-- Stated problem --
Return a copy of each line that holds the string "最小弯曲半径".

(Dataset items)
··········
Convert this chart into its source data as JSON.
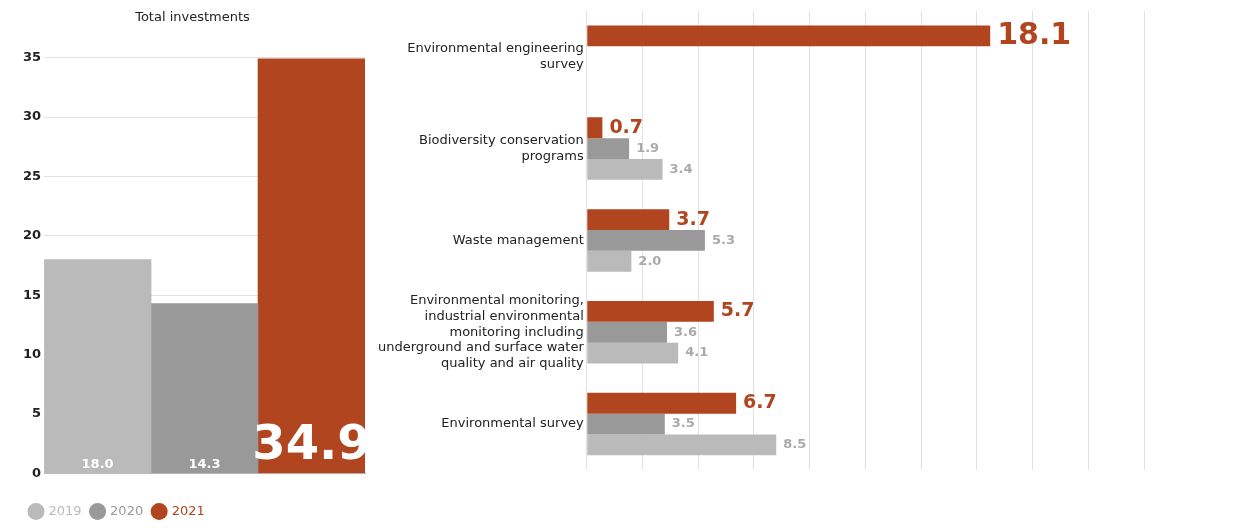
{
  "chart_data": [
    {
      "type": "bar",
      "title": "Total investments",
      "categories": [
        null
      ],
      "series": [
        {
          "name": "2019",
          "color": "#bababa",
          "values": [
            18.0
          ],
          "value_labels": [
            "18.0"
          ]
        },
        {
          "name": "2020",
          "color": "#999999",
          "values": [
            14.3
          ],
          "value_labels": [
            "14.3"
          ]
        },
        {
          "name": "2021",
          "color": "#b0451f",
          "values": [
            34.9
          ],
          "value_labels": [
            "34.9"
          ]
        }
      ],
      "ylim": [
        0,
        35
      ],
      "yticks": [
        0,
        5,
        10,
        15,
        20,
        25,
        30,
        35
      ],
      "grid": "y",
      "legend": "bottom"
    },
    {
      "type": "bar",
      "orientation": "horizontal",
      "categories": [
        "Environmental engineering survey",
        "Biodiversity conservation programs",
        "Waste management",
        "Environmental monitoring, industrial environmental monitoring including underground and surface water quality and air quality",
        "Environmental survey"
      ],
      "series": [
        {
          "color": "#b0451f",
          "values": [
            18.1,
            0.7,
            3.7,
            5.7,
            6.7
          ],
          "value_labels": [
            "18.1",
            "0.7",
            "3.7",
            "5.7",
            "6.7"
          ]
        },
        {
          "color": "#999999",
          "values": [
            null,
            1.9,
            5.3,
            3.6,
            3.5
          ],
          "value_labels": [
            null,
            "1.9",
            "5.3",
            "3.6",
            "3.5"
          ]
        },
        {
          "color": "#bababa",
          "values": [
            null,
            3.4,
            2.0,
            4.1,
            8.5
          ],
          "value_labels": [
            null,
            "3.4",
            "2.0",
            "4.1",
            "8.5"
          ]
        }
      ],
      "xlim": [
        0,
        25
      ],
      "xticks": [
        {
          "value": 0,
          "label": null
        },
        {
          "value": 2.5,
          "label": null
        },
        {
          "value": 5,
          "label": null
        },
        {
          "value": 7.5,
          "label": null
        },
        {
          "value": 10,
          "label": null
        },
        {
          "value": 12.5,
          "label": null
        },
        {
          "value": 15,
          "label": null
        },
        {
          "value": 17.5,
          "label": null
        },
        {
          "value": 20,
          "label": null
        },
        {
          "value": 22.5,
          "label": null
        },
        {
          "value": 25,
          "label": null
        }
      ],
      "grid": "x",
      "tick_labels": "y",
      "legend": false
    }
  ]
}
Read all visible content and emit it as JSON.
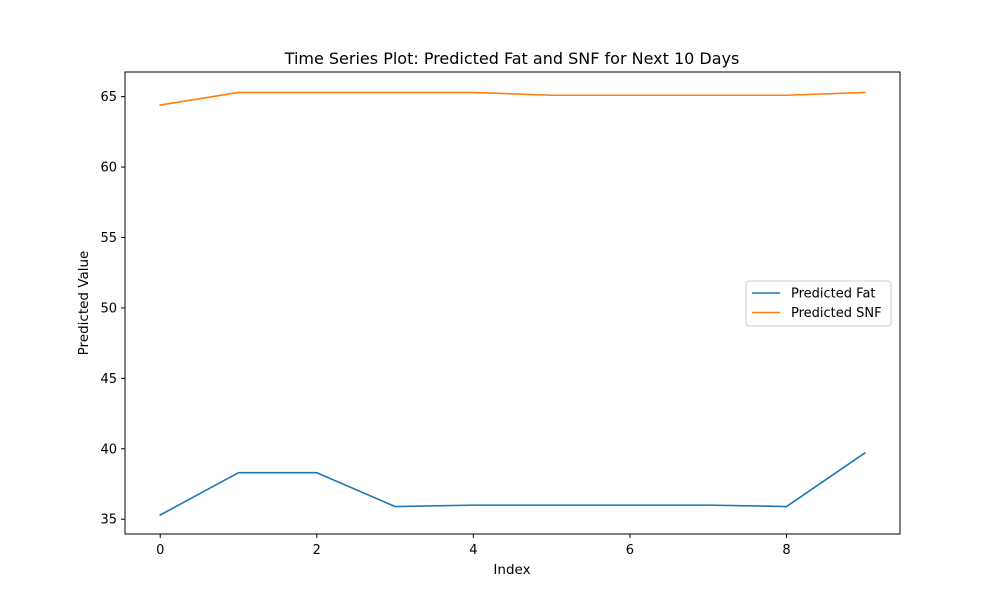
{
  "chart_data": {
    "type": "line",
    "title": "Time Series Plot: Predicted Fat and SNF for Next 10 Days",
    "xlabel": "Index",
    "ylabel": "Predicted Value",
    "x": [
      0,
      1,
      2,
      3,
      4,
      5,
      6,
      7,
      8,
      9
    ],
    "xlim": [
      -0.45,
      9.45
    ],
    "ylim": [
      33.95,
      66.75
    ],
    "xticks": [
      0,
      2,
      4,
      6,
      8
    ],
    "yticks": [
      35,
      40,
      45,
      50,
      55,
      60,
      65
    ],
    "grid": false,
    "legend_position": "center-right",
    "series": [
      {
        "name": "Predicted Fat",
        "color": "#1f77b4",
        "values": [
          35.3,
          38.3,
          38.3,
          35.9,
          36.0,
          36.0,
          36.0,
          36.0,
          35.9,
          39.7
        ]
      },
      {
        "name": "Predicted SNF",
        "color": "#ff7f0e",
        "values": [
          64.4,
          65.3,
          65.3,
          65.3,
          65.3,
          65.1,
          65.1,
          65.1,
          65.1,
          65.3
        ]
      }
    ]
  }
}
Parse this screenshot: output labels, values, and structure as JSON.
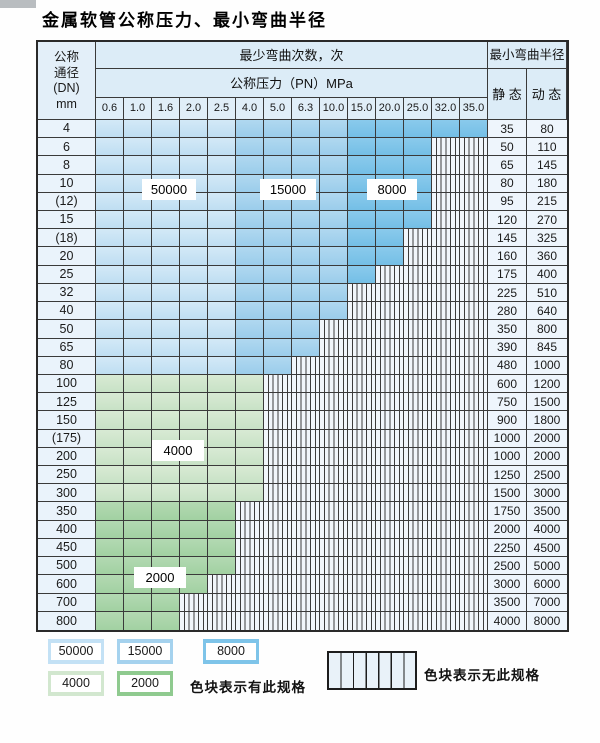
{
  "page": {
    "title": "金属软管公称压力、最小弯曲半径"
  },
  "table": {
    "corner": {
      "line1": "公称",
      "line2": "通径",
      "line3": "(DN)",
      "line4": "mm"
    },
    "header": {
      "cycles": "最少弯曲次数，次",
      "radius": "最小弯曲半径",
      "pressure": "公称压力（PN）MPa",
      "static": "静 态",
      "dynamic": "动 态"
    },
    "pressure_columns": [
      "0.6",
      "1.0",
      "1.6",
      "2.0",
      "2.5",
      "4.0",
      "5.0",
      "6.3",
      "10.0",
      "15.0",
      "20.0",
      "25.0",
      "32.0",
      "35.0"
    ],
    "rows": [
      {
        "dn": "4",
        "through": 13,
        "group": "blue",
        "max_pn": "35.0",
        "static": "35",
        "dynamic": "80"
      },
      {
        "dn": "6",
        "through": 11,
        "group": "blue",
        "max_pn": "25.0",
        "static": "50",
        "dynamic": "110"
      },
      {
        "dn": "8",
        "through": 11,
        "group": "blue",
        "max_pn": "25.0",
        "static": "65",
        "dynamic": "145"
      },
      {
        "dn": "10",
        "through": 11,
        "group": "blue",
        "max_pn": "25.0",
        "static": "80",
        "dynamic": "180"
      },
      {
        "dn": "(12)",
        "through": 11,
        "group": "blue",
        "max_pn": "25.0",
        "static": "95",
        "dynamic": "215"
      },
      {
        "dn": "15",
        "through": 11,
        "group": "blue",
        "max_pn": "25.0",
        "static": "120",
        "dynamic": "270"
      },
      {
        "dn": "(18)",
        "through": 10,
        "group": "blue",
        "max_pn": "20.0",
        "static": "145",
        "dynamic": "325"
      },
      {
        "dn": "20",
        "through": 10,
        "group": "blue",
        "max_pn": "20.0",
        "static": "160",
        "dynamic": "360"
      },
      {
        "dn": "25",
        "through": 9,
        "group": "blue",
        "max_pn": "15.0",
        "static": "175",
        "dynamic": "400"
      },
      {
        "dn": "32",
        "through": 8,
        "group": "blue",
        "max_pn": "10.0",
        "static": "225",
        "dynamic": "510"
      },
      {
        "dn": "40",
        "through": 8,
        "group": "blue",
        "max_pn": "10.0",
        "static": "280",
        "dynamic": "640"
      },
      {
        "dn": "50",
        "through": 7,
        "group": "blue",
        "max_pn": "6.3",
        "static": "350",
        "dynamic": "800"
      },
      {
        "dn": "65",
        "through": 7,
        "group": "blue",
        "max_pn": "6.3",
        "static": "390",
        "dynamic": "845"
      },
      {
        "dn": "80",
        "through": 6,
        "group": "blue",
        "max_pn": "5.0",
        "static": "480",
        "dynamic": "1000"
      },
      {
        "dn": "100",
        "through": 5,
        "group": "g40",
        "max_pn": "4.0",
        "static": "600",
        "dynamic": "1200"
      },
      {
        "dn": "125",
        "through": 5,
        "group": "g40",
        "max_pn": "4.0",
        "static": "750",
        "dynamic": "1500"
      },
      {
        "dn": "150",
        "through": 5,
        "group": "g40",
        "max_pn": "4.0",
        "static": "900",
        "dynamic": "1800"
      },
      {
        "dn": "(175)",
        "through": 5,
        "group": "g40",
        "max_pn": "4.0",
        "static": "1000",
        "dynamic": "2000"
      },
      {
        "dn": "200",
        "through": 5,
        "group": "g40",
        "max_pn": "4.0",
        "static": "1000",
        "dynamic": "2000"
      },
      {
        "dn": "250",
        "through": 5,
        "group": "g40",
        "max_pn": "4.0",
        "static": "1250",
        "dynamic": "2500"
      },
      {
        "dn": "300",
        "through": 5,
        "group": "g40",
        "max_pn": "4.0",
        "static": "1500",
        "dynamic": "3000"
      },
      {
        "dn": "350",
        "through": 4,
        "group": "g20",
        "max_pn": "2.5",
        "static": "1750",
        "dynamic": "3500"
      },
      {
        "dn": "400",
        "through": 4,
        "group": "g20",
        "max_pn": "2.5",
        "static": "2000",
        "dynamic": "4000"
      },
      {
        "dn": "450",
        "through": 4,
        "group": "g20",
        "max_pn": "2.5",
        "static": "2250",
        "dynamic": "4500"
      },
      {
        "dn": "500",
        "through": 4,
        "group": "g20",
        "max_pn": "2.5",
        "static": "2500",
        "dynamic": "5000"
      },
      {
        "dn": "600",
        "through": 3,
        "group": "g20",
        "max_pn": "2.0",
        "static": "3000",
        "dynamic": "6000"
      },
      {
        "dn": "700",
        "through": 2,
        "group": "g20",
        "max_pn": "1.6",
        "static": "3500",
        "dynamic": "7000"
      },
      {
        "dn": "800",
        "through": 2,
        "group": "g20",
        "max_pn": "1.6",
        "static": "4000",
        "dynamic": "8000"
      }
    ]
  },
  "overlays": {
    "tag_50000": "50000",
    "tag_15000": "15000",
    "tag_8000": "8000",
    "tag_4000": "4000",
    "tag_2000": "2000"
  },
  "legend": {
    "items": [
      {
        "label": "50000",
        "color": "#c3e1f5"
      },
      {
        "label": "15000",
        "color": "#a5d2ee"
      },
      {
        "label": "8000",
        "color": "#7ec4e9"
      },
      {
        "label": "4000",
        "color": "#d2e7cf"
      },
      {
        "label": "2000",
        "color": "#8fca8f"
      }
    ],
    "has_spec_text": "色块表示有此规格",
    "no_spec_text": "色块表示无此规格"
  },
  "colors": {
    "blue_50000": "#c9e3f5",
    "blue_15000": "#a5d2ee",
    "blue_8000": "#7ec4e9",
    "green_4000": "#d2e7cf",
    "green_2000": "#abd6ab",
    "header_bg": "#dcecf7",
    "stripe_bg": "#f1f6fb",
    "border": "#3a3a3a"
  },
  "chart_data": {
    "type": "table",
    "title": "金属软管公称压力、最小弯曲半径",
    "columns_MPa": [
      0.6,
      1.0,
      1.6,
      2.0,
      2.5,
      4.0,
      5.0,
      6.3,
      10.0,
      15.0,
      20.0,
      25.0,
      32.0,
      35.0
    ],
    "bend_cycle_zones": [
      {
        "cycles": 50000,
        "applies": "blue rows DN4-80, PN 0.6-2.5 MPa"
      },
      {
        "cycles": 15000,
        "applies": "blue rows DN4-80, PN 4.0-10.0 MPa"
      },
      {
        "cycles": 8000,
        "applies": "blue rows DN4-80, PN 15.0-35.0 MPa"
      },
      {
        "cycles": 4000,
        "applies": "green rows DN100-300, PN 0.6-4.0 MPa"
      },
      {
        "cycles": 2000,
        "applies": "green rows DN350-800"
      }
    ],
    "rows": [
      {
        "dn": "4",
        "max_pn": 35.0,
        "static_radius": 35,
        "dynamic_radius": 80
      },
      {
        "dn": "6",
        "max_pn": 25.0,
        "static_radius": 50,
        "dynamic_radius": 110
      },
      {
        "dn": "8",
        "max_pn": 25.0,
        "static_radius": 65,
        "dynamic_radius": 145
      },
      {
        "dn": "10",
        "max_pn": 25.0,
        "static_radius": 80,
        "dynamic_radius": 180
      },
      {
        "dn": "(12)",
        "max_pn": 25.0,
        "static_radius": 95,
        "dynamic_radius": 215
      },
      {
        "dn": "15",
        "max_pn": 25.0,
        "static_radius": 120,
        "dynamic_radius": 270
      },
      {
        "dn": "(18)",
        "max_pn": 20.0,
        "static_radius": 145,
        "dynamic_radius": 325
      },
      {
        "dn": "20",
        "max_pn": 20.0,
        "static_radius": 160,
        "dynamic_radius": 360
      },
      {
        "dn": "25",
        "max_pn": 15.0,
        "static_radius": 175,
        "dynamic_radius": 400
      },
      {
        "dn": "32",
        "max_pn": 10.0,
        "static_radius": 225,
        "dynamic_radius": 510
      },
      {
        "dn": "40",
        "max_pn": 10.0,
        "static_radius": 280,
        "dynamic_radius": 640
      },
      {
        "dn": "50",
        "max_pn": 6.3,
        "static_radius": 350,
        "dynamic_radius": 800
      },
      {
        "dn": "65",
        "max_pn": 6.3,
        "static_radius": 390,
        "dynamic_radius": 845
      },
      {
        "dn": "80",
        "max_pn": 5.0,
        "static_radius": 480,
        "dynamic_radius": 1000
      },
      {
        "dn": "100",
        "max_pn": 4.0,
        "static_radius": 600,
        "dynamic_radius": 1200
      },
      {
        "dn": "125",
        "max_pn": 4.0,
        "static_radius": 750,
        "dynamic_radius": 1500
      },
      {
        "dn": "150",
        "max_pn": 4.0,
        "static_radius": 900,
        "dynamic_radius": 1800
      },
      {
        "dn": "(175)",
        "max_pn": 4.0,
        "static_radius": 1000,
        "dynamic_radius": 2000
      },
      {
        "dn": "200",
        "max_pn": 4.0,
        "static_radius": 1000,
        "dynamic_radius": 2000
      },
      {
        "dn": "250",
        "max_pn": 4.0,
        "static_radius": 1250,
        "dynamic_radius": 2500
      },
      {
        "dn": "300",
        "max_pn": 4.0,
        "static_radius": 1500,
        "dynamic_radius": 3000
      },
      {
        "dn": "350",
        "max_pn": 2.5,
        "static_radius": 1750,
        "dynamic_radius": 3500
      },
      {
        "dn": "400",
        "max_pn": 2.5,
        "static_radius": 2000,
        "dynamic_radius": 4000
      },
      {
        "dn": "450",
        "max_pn": 2.5,
        "static_radius": 2250,
        "dynamic_radius": 4500
      },
      {
        "dn": "500",
        "max_pn": 2.5,
        "static_radius": 2500,
        "dynamic_radius": 5000
      },
      {
        "dn": "600",
        "max_pn": 2.0,
        "static_radius": 3000,
        "dynamic_radius": 6000
      },
      {
        "dn": "700",
        "max_pn": 1.6,
        "static_radius": 3500,
        "dynamic_radius": 7000
      },
      {
        "dn": "800",
        "max_pn": 1.6,
        "static_radius": 4000,
        "dynamic_radius": 8000
      }
    ]
  }
}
··········
-- Response to this task --
    "title": "金属软管公称压力、最小弯曲半径"
      "radius": "最小弯曲半径",
    "title": "金属软管公称压力、最小弯曲半径",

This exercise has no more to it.